■ Requirements: Retype all of the data. Every line must match exactly.

☆ ☆ ☆ ☆ ☆ ☆ ☆

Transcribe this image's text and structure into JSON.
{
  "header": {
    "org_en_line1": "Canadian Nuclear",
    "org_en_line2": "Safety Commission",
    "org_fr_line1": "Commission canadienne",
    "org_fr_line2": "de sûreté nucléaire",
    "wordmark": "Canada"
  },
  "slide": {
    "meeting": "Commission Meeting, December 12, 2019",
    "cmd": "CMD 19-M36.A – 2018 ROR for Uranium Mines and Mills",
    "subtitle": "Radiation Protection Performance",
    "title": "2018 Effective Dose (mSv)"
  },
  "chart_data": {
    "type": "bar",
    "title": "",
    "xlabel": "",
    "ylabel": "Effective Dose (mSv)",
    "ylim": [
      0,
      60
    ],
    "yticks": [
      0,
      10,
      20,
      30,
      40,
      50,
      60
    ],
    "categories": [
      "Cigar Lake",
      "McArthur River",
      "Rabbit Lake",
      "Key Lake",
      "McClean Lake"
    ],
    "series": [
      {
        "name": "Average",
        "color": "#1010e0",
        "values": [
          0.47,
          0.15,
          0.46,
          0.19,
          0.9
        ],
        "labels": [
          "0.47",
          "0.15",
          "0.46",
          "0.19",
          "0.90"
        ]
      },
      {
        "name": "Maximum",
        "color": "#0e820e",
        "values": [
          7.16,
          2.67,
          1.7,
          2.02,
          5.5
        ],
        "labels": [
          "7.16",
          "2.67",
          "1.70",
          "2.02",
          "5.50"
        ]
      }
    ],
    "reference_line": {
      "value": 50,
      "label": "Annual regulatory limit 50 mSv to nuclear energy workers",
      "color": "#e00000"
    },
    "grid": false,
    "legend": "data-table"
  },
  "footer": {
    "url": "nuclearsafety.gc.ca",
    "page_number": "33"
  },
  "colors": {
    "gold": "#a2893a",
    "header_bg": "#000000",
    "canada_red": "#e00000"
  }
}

☆ ☆ ☆ ☆ ☆ ☆ ☆

■ The solution:
Transcribe this image's text and structure into JSON.
{
  "header": {
    "org_en_line1": "Canadian Nuclear",
    "org_en_line2": "Safety Commission",
    "org_fr_line1": "Commission canadienne",
    "org_fr_line2": "de sûreté nucléaire",
    "wordmark": "Canada"
  },
  "slide": {
    "meeting": "Commission Meeting, December 12, 2019",
    "cmd": "CMD 19-M36.A – 2018 ROR for Uranium Mines and Mills",
    "subtitle": "Radiation Protection Performance",
    "title": "2018 Effective Dose (mSv)"
  },
  "chart_data": {
    "type": "bar",
    "title": "",
    "xlabel": "",
    "ylabel": "Effective Dose (mSv)",
    "ylim": [
      0,
      60
    ],
    "yticks": [
      0,
      10,
      20,
      30,
      40,
      50,
      60
    ],
    "categories": [
      "Cigar Lake",
      "McArthur River",
      "Rabbit Lake",
      "Key Lake",
      "McClean Lake"
    ],
    "series": [
      {
        "name": "Average",
        "color": "#1010e0",
        "values": [
          0.47,
          0.15,
          0.46,
          0.19,
          0.9
        ],
        "labels": [
          "0.47",
          "0.15",
          "0.46",
          "0.19",
          "0.90"
        ]
      },
      {
        "name": "Maximum",
        "color": "#0e820e",
        "values": [
          7.16,
          2.67,
          1.7,
          2.02,
          5.5
        ],
        "labels": [
          "7.16",
          "2.67",
          "1.70",
          "2.02",
          "5.50"
        ]
      }
    ],
    "reference_line": {
      "value": 50,
      "label": "Annual regulatory limit 50 mSv to nuclear energy workers",
      "color": "#e00000"
    },
    "grid": false,
    "legend": "data-table"
  },
  "footer": {
    "url": "nuclearsafety.gc.ca",
    "page_number": "33"
  },
  "colors": {
    "gold": "#a2893a",
    "header_bg": "#000000",
    "canada_red": "#e00000"
  }
}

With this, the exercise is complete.